- **SET TASK**
Reproduce the full listing that appears beneath this instruction exactly.

══════════════════════════════

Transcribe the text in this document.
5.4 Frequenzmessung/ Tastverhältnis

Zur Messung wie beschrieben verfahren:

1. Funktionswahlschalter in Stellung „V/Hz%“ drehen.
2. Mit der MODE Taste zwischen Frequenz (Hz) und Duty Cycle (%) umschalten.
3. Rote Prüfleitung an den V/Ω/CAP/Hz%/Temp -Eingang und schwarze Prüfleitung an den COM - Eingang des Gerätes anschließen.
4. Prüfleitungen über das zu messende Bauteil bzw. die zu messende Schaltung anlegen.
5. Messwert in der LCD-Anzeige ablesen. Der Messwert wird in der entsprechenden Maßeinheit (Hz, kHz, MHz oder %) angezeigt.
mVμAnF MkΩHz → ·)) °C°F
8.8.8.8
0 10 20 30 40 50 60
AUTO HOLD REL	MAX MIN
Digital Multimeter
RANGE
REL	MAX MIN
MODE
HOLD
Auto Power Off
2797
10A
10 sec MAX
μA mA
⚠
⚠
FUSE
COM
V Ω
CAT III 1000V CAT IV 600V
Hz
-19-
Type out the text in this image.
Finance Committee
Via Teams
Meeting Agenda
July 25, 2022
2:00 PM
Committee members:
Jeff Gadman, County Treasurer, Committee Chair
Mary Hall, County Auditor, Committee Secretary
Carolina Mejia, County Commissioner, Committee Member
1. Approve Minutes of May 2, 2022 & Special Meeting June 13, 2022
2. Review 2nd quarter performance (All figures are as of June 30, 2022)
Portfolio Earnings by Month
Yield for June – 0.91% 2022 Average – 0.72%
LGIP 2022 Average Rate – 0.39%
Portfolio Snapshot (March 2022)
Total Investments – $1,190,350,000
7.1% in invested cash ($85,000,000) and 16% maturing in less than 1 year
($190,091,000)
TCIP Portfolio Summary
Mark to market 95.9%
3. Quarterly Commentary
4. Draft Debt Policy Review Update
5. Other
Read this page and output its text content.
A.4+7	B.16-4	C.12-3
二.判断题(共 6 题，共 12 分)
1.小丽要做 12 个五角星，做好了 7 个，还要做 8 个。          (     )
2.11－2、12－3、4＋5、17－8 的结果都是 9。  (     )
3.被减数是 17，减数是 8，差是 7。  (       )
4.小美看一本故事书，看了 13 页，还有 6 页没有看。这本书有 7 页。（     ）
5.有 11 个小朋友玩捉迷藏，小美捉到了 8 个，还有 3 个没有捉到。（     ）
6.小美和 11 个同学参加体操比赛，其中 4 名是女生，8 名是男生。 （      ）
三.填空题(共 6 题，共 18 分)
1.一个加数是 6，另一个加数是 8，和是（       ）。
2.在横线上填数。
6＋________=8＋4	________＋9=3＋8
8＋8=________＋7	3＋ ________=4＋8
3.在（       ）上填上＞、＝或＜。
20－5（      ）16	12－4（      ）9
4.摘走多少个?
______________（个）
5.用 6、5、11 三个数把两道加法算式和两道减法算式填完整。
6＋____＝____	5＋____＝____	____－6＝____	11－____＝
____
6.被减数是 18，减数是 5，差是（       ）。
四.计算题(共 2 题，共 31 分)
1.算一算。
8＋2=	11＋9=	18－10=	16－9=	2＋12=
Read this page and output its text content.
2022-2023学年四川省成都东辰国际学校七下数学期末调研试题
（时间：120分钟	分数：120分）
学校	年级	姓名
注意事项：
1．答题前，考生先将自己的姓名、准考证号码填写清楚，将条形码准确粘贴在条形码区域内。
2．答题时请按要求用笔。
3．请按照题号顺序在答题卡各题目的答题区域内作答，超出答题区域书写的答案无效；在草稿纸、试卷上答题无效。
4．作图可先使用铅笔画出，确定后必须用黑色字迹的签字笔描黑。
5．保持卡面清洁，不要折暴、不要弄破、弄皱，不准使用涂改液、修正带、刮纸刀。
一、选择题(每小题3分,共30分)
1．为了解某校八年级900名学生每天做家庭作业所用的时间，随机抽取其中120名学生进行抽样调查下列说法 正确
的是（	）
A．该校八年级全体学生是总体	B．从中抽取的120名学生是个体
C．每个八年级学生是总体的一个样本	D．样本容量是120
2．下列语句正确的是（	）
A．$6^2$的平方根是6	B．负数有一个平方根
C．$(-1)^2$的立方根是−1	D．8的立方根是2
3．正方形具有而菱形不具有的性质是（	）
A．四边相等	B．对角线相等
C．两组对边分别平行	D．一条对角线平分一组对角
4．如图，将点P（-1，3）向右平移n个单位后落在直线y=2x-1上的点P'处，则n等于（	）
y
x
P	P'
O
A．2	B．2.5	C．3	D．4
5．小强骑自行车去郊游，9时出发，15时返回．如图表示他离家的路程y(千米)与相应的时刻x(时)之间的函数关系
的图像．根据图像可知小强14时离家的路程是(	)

══════════════════════════════

- **RESPONSE BELOW**
Transcribe the text in this document.
5.4 Frequenzmessung/ Tastverhältnis

Zur Messung wie beschrieben verfahren:

1. Funktionswahlschalter in Stellung „V/Hz%“ drehen.
2. Mit der MODE Taste zwischen Frequenz (Hz) und Duty Cycle (%) umschalten.
3. Rote Prüfleitung an den V/Ω/CAP/Hz%/Temp -Eingang und schwarze Prüfleitung an den COM - Eingang des Gerätes anschließen.
4. Prüfleitungen über das zu messende Bauteil bzw. die zu messende Schaltung anlegen.
5. Messwert in der LCD-Anzeige ablesen. Der Messwert wird in der entsprechenden Maßeinheit (Hz, kHz, MHz oder %) angezeigt.
mVμAnF MkΩHz → ·)) °C°F
8.8.8.8
0 10 20 30 40 50 60
AUTO HOLD REL	MAX MIN
Digital Multimeter
RANGE
REL	MAX MIN
MODE
HOLD
Auto Power Off
2797
10A
10 sec MAX
μA mA
⚠
⚠
FUSE
COM
V Ω
CAT III 1000V CAT IV 600V
Hz
-19-
Type out the text in this image.
Finance Committee
Via Teams
Meeting Agenda
July 25, 2022
2:00 PM
Committee members:
Jeff Gadman, County Treasurer, Committee Chair
Mary Hall, County Auditor, Committee Secretary
Carolina Mejia, County Commissioner, Committee Member
1. Approve Minutes of May 2, 2022 & Special Meeting June 13, 2022
2. Review 2nd quarter performance (All figures are as of June 30, 2022)
Portfolio Earnings by Month
Yield for June – 0.91% 2022 Average – 0.72%
LGIP 2022 Average Rate – 0.39%
Portfolio Snapshot (March 2022)
Total Investments – $1,190,350,000
7.1% in invested cash ($85,000,000) and 16% maturing in less than 1 year
($190,091,000)
TCIP Portfolio Summary
Mark to market 95.9%
3. Quarterly Commentary
4. Draft Debt Policy Review Update
5. Other
Read this page and output its text content.
A.4+7	B.16-4	C.12-3
二.判断题(共 6 题，共 12 分)
1.小丽要做 12 个五角星，做好了 7 个，还要做 8 个。          (     )
2.11－2、12－3、4＋5、17－8 的结果都是 9。  (     )
3.被减数是 17，减数是 8，差是 7。  (       )
4.小美看一本故事书，看了 13 页，还有 6 页没有看。这本书有 7 页。（     ）
5.有 11 个小朋友玩捉迷藏，小美捉到了 8 个，还有 3 个没有捉到。（     ）
6.小美和 11 个同学参加体操比赛，其中 4 名是女生，8 名是男生。 （      ）
三.填空题(共 6 题，共 18 分)
1.一个加数是 6，另一个加数是 8，和是（       ）。
2.在横线上填数。
6＋________=8＋4	________＋9=3＋8
8＋8=________＋7	3＋ ________=4＋8
3.在（       ）上填上＞、＝或＜。
20－5（      ）16	12－4（      ）9
4.摘走多少个?
______________（个）
5.用 6、5、11 三个数把两道加法算式和两道减法算式填完整。
6＋____＝____	5＋____＝____	____－6＝____	11－____＝
____
6.被减数是 18，减数是 5，差是（       ）。
四.计算题(共 2 题，共 31 分)
1.算一算。
8＋2=	11＋9=	18－10=	16－9=	2＋12=
Read this page and output its text content.
2022-2023学年四川省成都东辰国际学校七下数学期末调研试题
（时间：120分钟	分数：120分）
学校	年级	姓名
注意事项：
1．答题前，考生先将自己的姓名、准考证号码填写清楚，将条形码准确粘贴在条形码区域内。
2．答题时请按要求用笔。
3．请按照题号顺序在答题卡各题目的答题区域内作答，超出答题区域书写的答案无效；在草稿纸、试卷上答题无效。
4．作图可先使用铅笔画出，确定后必须用黑色字迹的签字笔描黑。
5．保持卡面清洁，不要折暴、不要弄破、弄皱，不准使用涂改液、修正带、刮纸刀。
一、选择题(每小题3分,共30分)
1．为了解某校八年级900名学生每天做家庭作业所用的时间，随机抽取其中120名学生进行抽样调查下列说法 正确
的是（	）
A．该校八年级全体学生是总体	B．从中抽取的120名学生是个体
C．每个八年级学生是总体的一个样本	D．样本容量是120
2．下列语句正确的是（	）
A．$6^2$的平方根是6	B．负数有一个平方根
C．$(-1)^2$的立方根是−1	D．8的立方根是2
3．正方形具有而菱形不具有的性质是（	）
A．四边相等	B．对角线相等
C．两组对边分别平行	D．一条对角线平分一组对角
4．如图，将点P（-1，3）向右平移n个单位后落在直线y=2x-1上的点P'处，则n等于（	）
y
x
P	P'
O
A．2	B．2.5	C．3	D．4
5．小强骑自行车去郊游，9时出发，15时返回．如图表示他离家的路程y(千米)与相应的时刻x(时)之间的函数关系
的图像．根据图像可知小强14时离家的路程是(	)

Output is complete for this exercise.